PROBLEM REQUIREMENTS
Gather from the listing below each line that includes the word "density", and copy it.
[START EXTRACTED DATA]
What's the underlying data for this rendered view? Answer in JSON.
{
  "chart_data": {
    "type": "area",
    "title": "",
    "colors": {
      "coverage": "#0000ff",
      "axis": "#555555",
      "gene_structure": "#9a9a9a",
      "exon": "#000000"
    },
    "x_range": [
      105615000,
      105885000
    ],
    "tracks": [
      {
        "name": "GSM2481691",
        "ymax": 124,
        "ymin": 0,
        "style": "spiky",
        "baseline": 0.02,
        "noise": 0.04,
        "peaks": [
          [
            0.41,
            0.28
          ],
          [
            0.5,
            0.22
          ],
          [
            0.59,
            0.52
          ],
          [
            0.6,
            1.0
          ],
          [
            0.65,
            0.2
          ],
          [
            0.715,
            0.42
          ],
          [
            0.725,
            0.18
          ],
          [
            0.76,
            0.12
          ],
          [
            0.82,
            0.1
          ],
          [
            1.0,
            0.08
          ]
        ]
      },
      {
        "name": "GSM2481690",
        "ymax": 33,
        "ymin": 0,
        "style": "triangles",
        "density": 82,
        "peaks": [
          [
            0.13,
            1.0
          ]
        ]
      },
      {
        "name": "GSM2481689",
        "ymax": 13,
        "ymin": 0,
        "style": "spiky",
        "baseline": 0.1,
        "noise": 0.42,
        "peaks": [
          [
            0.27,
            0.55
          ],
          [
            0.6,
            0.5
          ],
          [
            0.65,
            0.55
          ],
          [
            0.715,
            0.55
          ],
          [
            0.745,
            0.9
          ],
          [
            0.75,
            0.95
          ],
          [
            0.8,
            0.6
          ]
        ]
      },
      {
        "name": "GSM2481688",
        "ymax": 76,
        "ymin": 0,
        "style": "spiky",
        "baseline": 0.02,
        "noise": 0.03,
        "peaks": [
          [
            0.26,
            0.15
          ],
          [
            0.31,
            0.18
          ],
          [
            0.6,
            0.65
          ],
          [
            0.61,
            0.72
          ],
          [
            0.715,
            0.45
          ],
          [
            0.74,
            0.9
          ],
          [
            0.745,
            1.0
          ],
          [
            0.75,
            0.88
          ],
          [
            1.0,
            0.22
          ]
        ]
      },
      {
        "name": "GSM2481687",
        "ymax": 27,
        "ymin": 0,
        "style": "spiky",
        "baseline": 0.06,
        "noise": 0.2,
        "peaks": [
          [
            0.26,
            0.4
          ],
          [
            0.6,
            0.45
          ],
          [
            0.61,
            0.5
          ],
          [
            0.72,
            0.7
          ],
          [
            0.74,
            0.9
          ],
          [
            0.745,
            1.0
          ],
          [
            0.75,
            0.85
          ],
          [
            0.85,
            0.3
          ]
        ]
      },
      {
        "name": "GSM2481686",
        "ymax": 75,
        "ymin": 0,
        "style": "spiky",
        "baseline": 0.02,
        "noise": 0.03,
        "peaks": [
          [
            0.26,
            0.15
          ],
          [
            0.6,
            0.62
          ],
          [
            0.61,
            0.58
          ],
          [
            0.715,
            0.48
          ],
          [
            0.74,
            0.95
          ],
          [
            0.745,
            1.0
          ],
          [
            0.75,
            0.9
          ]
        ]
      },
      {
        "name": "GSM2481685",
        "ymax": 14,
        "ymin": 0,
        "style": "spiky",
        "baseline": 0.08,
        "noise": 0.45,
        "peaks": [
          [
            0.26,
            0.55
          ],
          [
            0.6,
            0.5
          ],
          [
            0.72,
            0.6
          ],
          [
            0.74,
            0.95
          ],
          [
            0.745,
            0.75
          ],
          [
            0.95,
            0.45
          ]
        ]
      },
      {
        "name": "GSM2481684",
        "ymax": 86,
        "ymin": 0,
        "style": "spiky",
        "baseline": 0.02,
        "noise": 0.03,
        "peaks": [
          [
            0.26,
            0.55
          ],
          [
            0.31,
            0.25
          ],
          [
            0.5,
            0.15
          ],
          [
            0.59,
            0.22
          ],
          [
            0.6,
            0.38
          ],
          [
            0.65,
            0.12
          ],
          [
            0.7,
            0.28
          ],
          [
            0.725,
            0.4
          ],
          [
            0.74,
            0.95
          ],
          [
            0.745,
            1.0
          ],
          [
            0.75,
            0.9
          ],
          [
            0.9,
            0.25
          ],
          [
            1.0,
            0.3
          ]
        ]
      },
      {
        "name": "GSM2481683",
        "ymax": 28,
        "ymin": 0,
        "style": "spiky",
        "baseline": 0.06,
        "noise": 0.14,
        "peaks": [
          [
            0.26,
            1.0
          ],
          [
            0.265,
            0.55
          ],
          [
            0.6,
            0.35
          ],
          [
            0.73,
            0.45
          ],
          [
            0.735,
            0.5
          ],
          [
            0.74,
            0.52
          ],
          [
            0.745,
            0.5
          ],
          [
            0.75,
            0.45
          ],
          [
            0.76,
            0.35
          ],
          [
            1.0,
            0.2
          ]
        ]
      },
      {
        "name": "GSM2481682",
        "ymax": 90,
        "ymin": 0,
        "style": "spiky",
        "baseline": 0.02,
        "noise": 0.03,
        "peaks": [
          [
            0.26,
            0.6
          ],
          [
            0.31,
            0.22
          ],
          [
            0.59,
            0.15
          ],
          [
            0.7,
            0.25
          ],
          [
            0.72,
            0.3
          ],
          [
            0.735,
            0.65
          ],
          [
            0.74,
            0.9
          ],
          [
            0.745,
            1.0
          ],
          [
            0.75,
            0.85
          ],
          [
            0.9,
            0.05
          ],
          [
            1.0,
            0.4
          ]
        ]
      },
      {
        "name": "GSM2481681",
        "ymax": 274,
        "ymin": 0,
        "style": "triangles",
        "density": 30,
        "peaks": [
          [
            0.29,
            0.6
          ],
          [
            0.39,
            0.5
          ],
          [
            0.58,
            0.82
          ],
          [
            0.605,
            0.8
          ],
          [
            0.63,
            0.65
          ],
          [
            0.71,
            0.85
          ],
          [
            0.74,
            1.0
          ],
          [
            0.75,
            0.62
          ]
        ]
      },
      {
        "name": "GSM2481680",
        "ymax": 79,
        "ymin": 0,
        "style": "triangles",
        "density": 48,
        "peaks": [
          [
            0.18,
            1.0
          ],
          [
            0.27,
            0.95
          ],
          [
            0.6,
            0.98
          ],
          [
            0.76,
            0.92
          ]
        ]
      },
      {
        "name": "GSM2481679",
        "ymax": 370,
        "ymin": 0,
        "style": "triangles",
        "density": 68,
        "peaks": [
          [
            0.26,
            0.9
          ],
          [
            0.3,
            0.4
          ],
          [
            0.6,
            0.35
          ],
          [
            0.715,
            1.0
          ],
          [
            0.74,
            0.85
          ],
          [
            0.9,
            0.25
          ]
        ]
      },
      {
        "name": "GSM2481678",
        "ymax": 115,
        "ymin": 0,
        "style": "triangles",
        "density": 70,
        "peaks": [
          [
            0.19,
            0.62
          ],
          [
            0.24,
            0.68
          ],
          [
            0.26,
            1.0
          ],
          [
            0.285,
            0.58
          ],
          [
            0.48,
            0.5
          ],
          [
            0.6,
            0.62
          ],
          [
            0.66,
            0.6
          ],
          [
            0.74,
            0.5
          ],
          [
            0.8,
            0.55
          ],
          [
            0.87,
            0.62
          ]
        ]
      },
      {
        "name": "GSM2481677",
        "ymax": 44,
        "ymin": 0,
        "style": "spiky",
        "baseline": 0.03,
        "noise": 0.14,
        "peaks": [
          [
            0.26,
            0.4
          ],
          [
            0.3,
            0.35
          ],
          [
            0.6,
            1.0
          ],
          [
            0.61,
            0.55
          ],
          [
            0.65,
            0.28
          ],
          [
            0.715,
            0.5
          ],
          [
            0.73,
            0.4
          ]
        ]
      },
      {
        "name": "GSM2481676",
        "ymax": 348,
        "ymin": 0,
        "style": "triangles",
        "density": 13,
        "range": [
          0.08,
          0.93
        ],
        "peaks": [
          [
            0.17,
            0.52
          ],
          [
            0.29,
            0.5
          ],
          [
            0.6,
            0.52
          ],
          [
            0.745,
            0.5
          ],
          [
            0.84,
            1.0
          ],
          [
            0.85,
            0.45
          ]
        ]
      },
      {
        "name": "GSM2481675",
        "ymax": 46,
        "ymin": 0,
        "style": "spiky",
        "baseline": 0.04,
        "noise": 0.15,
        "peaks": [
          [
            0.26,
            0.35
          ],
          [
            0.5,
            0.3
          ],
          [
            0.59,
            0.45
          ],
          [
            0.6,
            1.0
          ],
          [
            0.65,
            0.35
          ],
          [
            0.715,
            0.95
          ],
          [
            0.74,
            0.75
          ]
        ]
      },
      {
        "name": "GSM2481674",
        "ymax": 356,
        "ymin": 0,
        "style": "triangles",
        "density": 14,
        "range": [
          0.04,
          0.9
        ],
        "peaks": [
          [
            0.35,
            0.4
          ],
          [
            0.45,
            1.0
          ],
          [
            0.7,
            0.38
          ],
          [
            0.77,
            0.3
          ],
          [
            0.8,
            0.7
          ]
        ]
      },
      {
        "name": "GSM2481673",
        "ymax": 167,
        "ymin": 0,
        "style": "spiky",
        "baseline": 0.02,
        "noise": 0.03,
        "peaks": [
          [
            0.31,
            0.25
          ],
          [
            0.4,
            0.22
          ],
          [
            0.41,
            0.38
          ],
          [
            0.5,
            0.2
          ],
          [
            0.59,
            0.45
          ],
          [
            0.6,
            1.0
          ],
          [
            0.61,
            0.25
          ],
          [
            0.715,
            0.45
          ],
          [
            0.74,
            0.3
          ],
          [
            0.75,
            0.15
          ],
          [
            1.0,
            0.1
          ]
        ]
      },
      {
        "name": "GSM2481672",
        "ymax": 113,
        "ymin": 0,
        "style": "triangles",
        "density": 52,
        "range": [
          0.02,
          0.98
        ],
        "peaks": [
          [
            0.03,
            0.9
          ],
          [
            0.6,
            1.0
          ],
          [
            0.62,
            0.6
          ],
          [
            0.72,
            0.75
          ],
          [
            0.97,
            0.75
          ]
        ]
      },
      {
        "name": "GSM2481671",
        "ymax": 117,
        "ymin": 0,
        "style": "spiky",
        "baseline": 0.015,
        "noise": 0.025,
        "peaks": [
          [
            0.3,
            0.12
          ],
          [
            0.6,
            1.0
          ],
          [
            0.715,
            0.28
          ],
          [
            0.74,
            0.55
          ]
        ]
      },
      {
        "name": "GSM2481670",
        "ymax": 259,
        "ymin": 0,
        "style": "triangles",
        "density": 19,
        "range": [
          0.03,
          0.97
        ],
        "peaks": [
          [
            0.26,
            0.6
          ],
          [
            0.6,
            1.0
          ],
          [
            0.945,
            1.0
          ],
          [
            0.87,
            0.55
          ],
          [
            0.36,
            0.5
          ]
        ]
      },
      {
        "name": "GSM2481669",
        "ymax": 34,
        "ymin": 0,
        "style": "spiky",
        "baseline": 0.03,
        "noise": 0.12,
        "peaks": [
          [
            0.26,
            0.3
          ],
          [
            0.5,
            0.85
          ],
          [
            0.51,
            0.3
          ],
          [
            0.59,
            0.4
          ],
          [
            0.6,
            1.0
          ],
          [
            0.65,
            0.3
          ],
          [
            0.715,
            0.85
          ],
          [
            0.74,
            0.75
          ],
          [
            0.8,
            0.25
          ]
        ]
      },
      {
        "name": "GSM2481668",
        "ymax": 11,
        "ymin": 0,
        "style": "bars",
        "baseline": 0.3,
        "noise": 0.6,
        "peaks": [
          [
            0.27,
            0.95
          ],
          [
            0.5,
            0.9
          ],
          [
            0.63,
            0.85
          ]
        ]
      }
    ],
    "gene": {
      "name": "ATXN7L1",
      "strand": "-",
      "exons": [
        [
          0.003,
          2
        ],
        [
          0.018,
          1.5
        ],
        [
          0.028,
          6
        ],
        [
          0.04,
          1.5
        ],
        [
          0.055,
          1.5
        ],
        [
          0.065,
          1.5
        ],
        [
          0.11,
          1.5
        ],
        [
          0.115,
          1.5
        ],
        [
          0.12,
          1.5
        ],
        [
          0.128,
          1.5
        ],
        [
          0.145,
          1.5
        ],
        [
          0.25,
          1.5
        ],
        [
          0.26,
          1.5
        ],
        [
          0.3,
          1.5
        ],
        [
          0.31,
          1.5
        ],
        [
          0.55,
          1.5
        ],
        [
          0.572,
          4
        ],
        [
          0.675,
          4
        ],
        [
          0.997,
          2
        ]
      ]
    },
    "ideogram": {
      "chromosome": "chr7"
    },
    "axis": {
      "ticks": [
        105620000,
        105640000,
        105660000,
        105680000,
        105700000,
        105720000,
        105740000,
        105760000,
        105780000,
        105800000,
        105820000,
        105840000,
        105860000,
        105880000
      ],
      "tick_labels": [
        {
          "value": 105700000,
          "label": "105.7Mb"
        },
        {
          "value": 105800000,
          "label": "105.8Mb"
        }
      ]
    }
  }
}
[END EXTRACTED DATA]
EXERCISE SOLUTION
        "density": 82,
        "density": 30,
        "density": 48,
        "density": 68,
        "density": 70,
        "density": 13,
        "density": 14,
        "density": 52,
        "density": 19,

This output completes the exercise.